[Dataset entries on figures]
※ ※ ※

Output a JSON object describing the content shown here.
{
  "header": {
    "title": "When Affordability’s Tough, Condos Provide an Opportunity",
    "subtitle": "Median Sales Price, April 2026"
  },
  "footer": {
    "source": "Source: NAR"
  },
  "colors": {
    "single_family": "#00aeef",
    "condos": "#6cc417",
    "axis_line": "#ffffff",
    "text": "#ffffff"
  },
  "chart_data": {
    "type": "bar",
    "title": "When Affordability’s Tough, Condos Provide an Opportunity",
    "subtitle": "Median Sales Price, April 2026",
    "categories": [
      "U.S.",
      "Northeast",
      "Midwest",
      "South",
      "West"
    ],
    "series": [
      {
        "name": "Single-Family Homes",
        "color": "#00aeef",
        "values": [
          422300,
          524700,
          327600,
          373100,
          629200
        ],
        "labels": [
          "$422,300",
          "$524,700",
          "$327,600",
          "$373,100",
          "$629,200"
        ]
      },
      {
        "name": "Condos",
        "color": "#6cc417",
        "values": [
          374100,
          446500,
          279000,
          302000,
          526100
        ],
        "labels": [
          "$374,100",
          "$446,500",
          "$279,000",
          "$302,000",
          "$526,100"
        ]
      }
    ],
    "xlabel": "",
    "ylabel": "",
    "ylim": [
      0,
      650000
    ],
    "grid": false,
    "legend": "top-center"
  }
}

※ ※ ※

Goal of the exercise —
Retype each record exactly, leaving nothing out.

Expected output —
Output a JSON object describing the content shown here.
{
  "header": {
    "title": "When Affordability’s Tough, Condos Provide an Opportunity",
    "subtitle": "Median Sales Price, April 2026"
  },
  "footer": {
    "source": "Source: NAR"
  },
  "colors": {
    "single_family": "#00aeef",
    "condos": "#6cc417",
    "axis_line": "#ffffff",
    "text": "#ffffff"
  },
  "chart_data": {
    "type": "bar",
    "title": "When Affordability’s Tough, Condos Provide an Opportunity",
    "subtitle": "Median Sales Price, April 2026",
    "categories": [
      "U.S.",
      "Northeast",
      "Midwest",
      "South",
      "West"
    ],
    "series": [
      {
        "name": "Single-Family Homes",
        "color": "#00aeef",
        "values": [
          422300,
          524700,
          327600,
          373100,
          629200
        ],
        "labels": [
          "$422,300",
          "$524,700",
          "$327,600",
          "$373,100",
          "$629,200"
        ]
      },
      {
        "name": "Condos",
        "color": "#6cc417",
        "values": [
          374100,
          446500,
          279000,
          302000,
          526100
        ],
        "labels": [
          "$374,100",
          "$446,500",
          "$279,000",
          "$302,000",
          "$526,100"
        ]
      }
    ],
    "xlabel": "",
    "ylabel": "",
    "ylim": [
      0,
      650000
    ],
    "grid": false,
    "legend": "top-center"
  }
}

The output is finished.